--- Work required ---
An exact copy of the records is required, minus the pictures they hold.

--- Supplied data ---
^^^^^^^^^^^^^^^^

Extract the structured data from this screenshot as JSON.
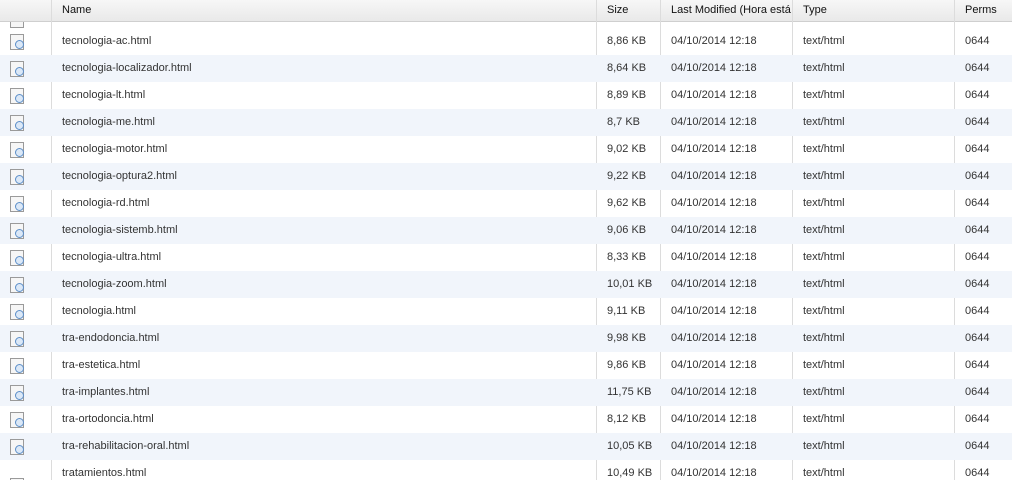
{
  "columns": {
    "name": "Name",
    "size": "Size",
    "modified": "Last Modified (Hora está",
    "type": "Type",
    "perms": "Perms"
  },
  "icons": {
    "file": "html-file-icon"
  },
  "rows": [
    {
      "name": "tecnologia-ac.html",
      "size": "8,86 KB",
      "modified": "04/10/2014 12:18",
      "type": "text/html",
      "perms": "0644"
    },
    {
      "name": "tecnologia-localizador.html",
      "size": "8,64 KB",
      "modified": "04/10/2014 12:18",
      "type": "text/html",
      "perms": "0644"
    },
    {
      "name": "tecnologia-lt.html",
      "size": "8,89 KB",
      "modified": "04/10/2014 12:18",
      "type": "text/html",
      "perms": "0644"
    },
    {
      "name": "tecnologia-me.html",
      "size": "8,7 KB",
      "modified": "04/10/2014 12:18",
      "type": "text/html",
      "perms": "0644"
    },
    {
      "name": "tecnologia-motor.html",
      "size": "9,02 KB",
      "modified": "04/10/2014 12:18",
      "type": "text/html",
      "perms": "0644"
    },
    {
      "name": "tecnologia-optura2.html",
      "size": "9,22 KB",
      "modified": "04/10/2014 12:18",
      "type": "text/html",
      "perms": "0644"
    },
    {
      "name": "tecnologia-rd.html",
      "size": "9,62 KB",
      "modified": "04/10/2014 12:18",
      "type": "text/html",
      "perms": "0644"
    },
    {
      "name": "tecnologia-sistemb.html",
      "size": "9,06 KB",
      "modified": "04/10/2014 12:18",
      "type": "text/html",
      "perms": "0644"
    },
    {
      "name": "tecnologia-ultra.html",
      "size": "8,33 KB",
      "modified": "04/10/2014 12:18",
      "type": "text/html",
      "perms": "0644"
    },
    {
      "name": "tecnologia-zoom.html",
      "size": "10,01 KB",
      "modified": "04/10/2014 12:18",
      "type": "text/html",
      "perms": "0644"
    },
    {
      "name": "tecnologia.html",
      "size": "9,11 KB",
      "modified": "04/10/2014 12:18",
      "type": "text/html",
      "perms": "0644"
    },
    {
      "name": "tra-endodoncia.html",
      "size": "9,98 KB",
      "modified": "04/10/2014 12:18",
      "type": "text/html",
      "perms": "0644"
    },
    {
      "name": "tra-estetica.html",
      "size": "9,86 KB",
      "modified": "04/10/2014 12:18",
      "type": "text/html",
      "perms": "0644"
    },
    {
      "name": "tra-implantes.html",
      "size": "11,75 KB",
      "modified": "04/10/2014 12:18",
      "type": "text/html",
      "perms": "0644"
    },
    {
      "name": "tra-ortodoncia.html",
      "size": "8,12 KB",
      "modified": "04/10/2014 12:18",
      "type": "text/html",
      "perms": "0644"
    },
    {
      "name": "tra-rehabilitacion-oral.html",
      "size": "10,05 KB",
      "modified": "04/10/2014 12:18",
      "type": "text/html",
      "perms": "0644"
    },
    {
      "name": "tratamientos.html",
      "size": "10,49 KB",
      "modified": "04/10/2014 12:18",
      "type": "text/html",
      "perms": "0644"
    }
  ]
}
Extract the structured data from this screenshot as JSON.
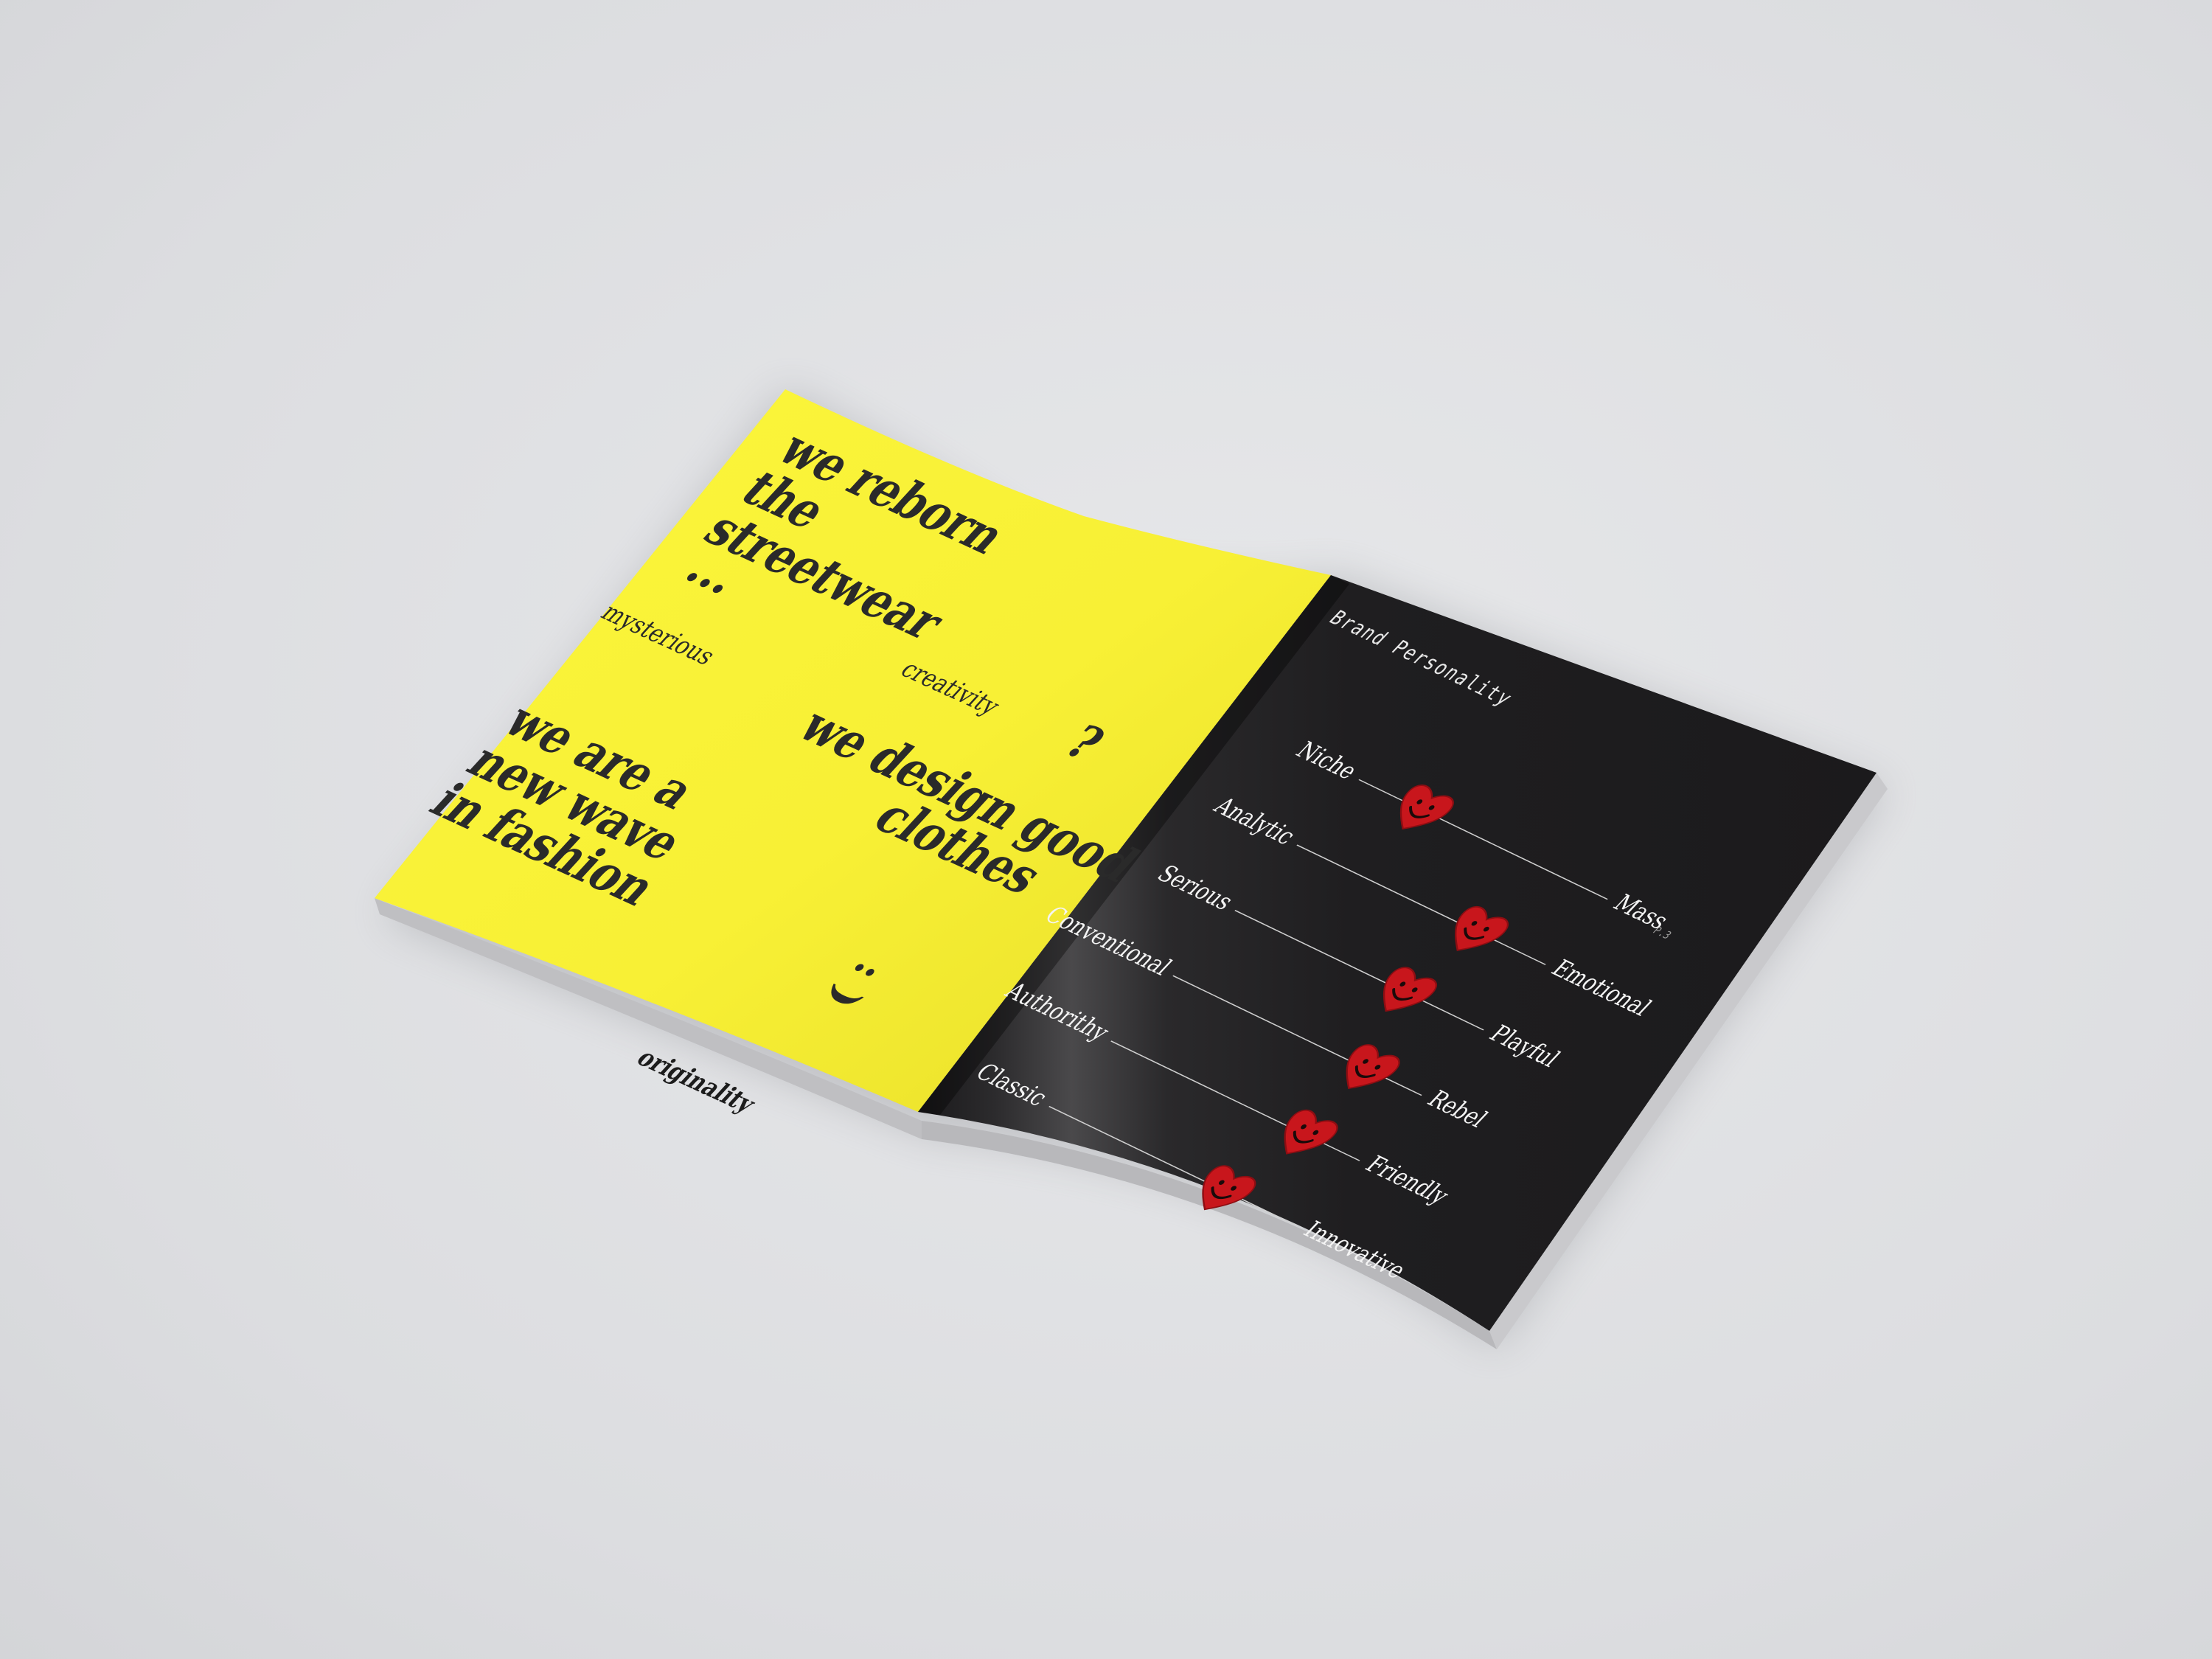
{
  "left_page": {
    "background": "#f9f33a",
    "headline_1": "we reborn the streetwear",
    "ellipsis": "...",
    "word_creativity": "creativity",
    "question_mark": "?",
    "word_mysterious": "mysterious",
    "headline_2_line1": "we design good",
    "headline_2_line2": "clothes",
    "headline_3": "we are a new wave in fashion",
    "smiley": ": )",
    "word_originality": "originality"
  },
  "right_page": {
    "background": "#1d1c1e",
    "title": "Brand Personality",
    "page_number": "P.3",
    "heart_color": "#c8161c",
    "scales": [
      {
        "left": "Niche",
        "right": "Mass",
        "value": 0.25
      },
      {
        "left": "Analytic",
        "right": "Emotional",
        "value": 0.72
      },
      {
        "left": "Serious",
        "right": "Playful",
        "value": 0.68
      },
      {
        "left": "Conventional",
        "right": "Rebel",
        "value": 0.78
      },
      {
        "left": "Authorithy",
        "right": "Friendly",
        "value": 0.78
      },
      {
        "left": "Classic",
        "right": "Innovative",
        "value": 0.7
      }
    ]
  }
}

^^^^^^^^^^^^^^^^

--- Response to the exercise ---
Extract the structured data from this screenshot as JSON.
{
  "columns": {
    "name": "Name",
    "size": "Size",
    "modified": "Last Modified (Hora está",
    "type": "Type",
    "perms": "Perms"
  },
  "icons": {
    "file": "html-file-icon"
  },
  "rows": [
    {
      "name": "tecnologia-ac.html",
      "size": "8,86 KB",
      "modified": "04/10/2014 12:18",
      "type": "text/html",
      "perms": "0644"
    },
    {
      "name": "tecnologia-localizador.html",
      "size": "8,64 KB",
      "modified": "04/10/2014 12:18",
      "type": "text/html",
      "perms": "0644"
    },
    {
      "name": "tecnologia-lt.html",
      "size": "8,89 KB",
      "modified": "04/10/2014 12:18",
      "type": "text/html",
      "perms": "0644"
    },
    {
      "name": "tecnologia-me.html",
      "size": "8,7 KB",
      "modified": "04/10/2014 12:18",
      "type": "text/html",
      "perms": "0644"
    },
    {
      "name": "tecnologia-motor.html",
      "size": "9,02 KB",
      "modified": "04/10/2014 12:18",
      "type": "text/html",
      "perms": "0644"
    },
    {
      "name": "tecnologia-optura2.html",
      "size": "9,22 KB",
      "modified": "04/10/2014 12:18",
      "type": "text/html",
      "perms": "0644"
    },
    {
      "name": "tecnologia-rd.html",
      "size": "9,62 KB",
      "modified": "04/10/2014 12:18",
      "type": "text/html",
      "perms": "0644"
    },
    {
      "name": "tecnologia-sistemb.html",
      "size": "9,06 KB",
      "modified": "04/10/2014 12:18",
      "type": "text/html",
      "perms": "0644"
    },
    {
      "name": "tecnologia-ultra.html",
      "size": "8,33 KB",
      "modified": "04/10/2014 12:18",
      "type": "text/html",
      "perms": "0644"
    },
    {
      "name": "tecnologia-zoom.html",
      "size": "10,01 KB",
      "modified": "04/10/2014 12:18",
      "type": "text/html",
      "perms": "0644"
    },
    {
      "name": "tecnologia.html",
      "size": "9,11 KB",
      "modified": "04/10/2014 12:18",
      "type": "text/html",
      "perms": "0644"
    },
    {
      "name": "tra-endodoncia.html",
      "size": "9,98 KB",
      "modified": "04/10/2014 12:18",
      "type": "text/html",
      "perms": "0644"
    },
    {
      "name": "tra-estetica.html",
      "size": "9,86 KB",
      "modified": "04/10/2014 12:18",
      "type": "text/html",
      "perms": "0644"
    },
    {
      "name": "tra-implantes.html",
      "size": "11,75 KB",
      "modified": "04/10/2014 12:18",
      "type": "text/html",
      "perms": "0644"
    },
    {
      "name": "tra-ortodoncia.html",
      "size": "8,12 KB",
      "modified": "04/10/2014 12:18",
      "type": "text/html",
      "perms": "0644"
    },
    {
      "name": "tra-rehabilitacion-oral.html",
      "size": "10,05 KB",
      "modified": "04/10/2014 12:18",
      "type": "text/html",
      "perms": "0644"
    },
    {
      "name": "tratamientos.html",
      "size": "10,49 KB",
      "modified": "04/10/2014 12:18",
      "type": "text/html",
      "perms": "0644"
    }
  ]
}
Extract the structured data from this screenshot as JSON.
{
  "left_page": {
    "background": "#f9f33a",
    "headline_1": "we reborn the streetwear",
    "ellipsis": "...",
    "word_creativity": "creativity",
    "question_mark": "?",
    "word_mysterious": "mysterious",
    "headline_2_line1": "we design good",
    "headline_2_line2": "clothes",
    "headline_3": "we are a new wave in fashion",
    "smiley": ": )",
    "word_originality": "originality"
  },
  "right_page": {
    "background": "#1d1c1e",
    "title": "Brand Personality",
    "page_number": "P.3",
    "heart_color": "#c8161c",
    "scales": [
      {
        "left": "Niche",
        "right": "Mass",
        "value": 0.25
      },
      {
        "left": "Analytic",
        "right": "Emotional",
        "value": 0.72
      },
      {
        "left": "Serious",
        "right": "Playful",
        "value": 0.68
      },
      {
        "left": "Conventional",
        "right": "Rebel",
        "value": 0.78
      },
      {
        "left": "Authorithy",
        "right": "Friendly",
        "value": 0.78
      },
      {
        "left": "Classic",
        "right": "Innovative",
        "value": 0.7
      }
    ]
  }
}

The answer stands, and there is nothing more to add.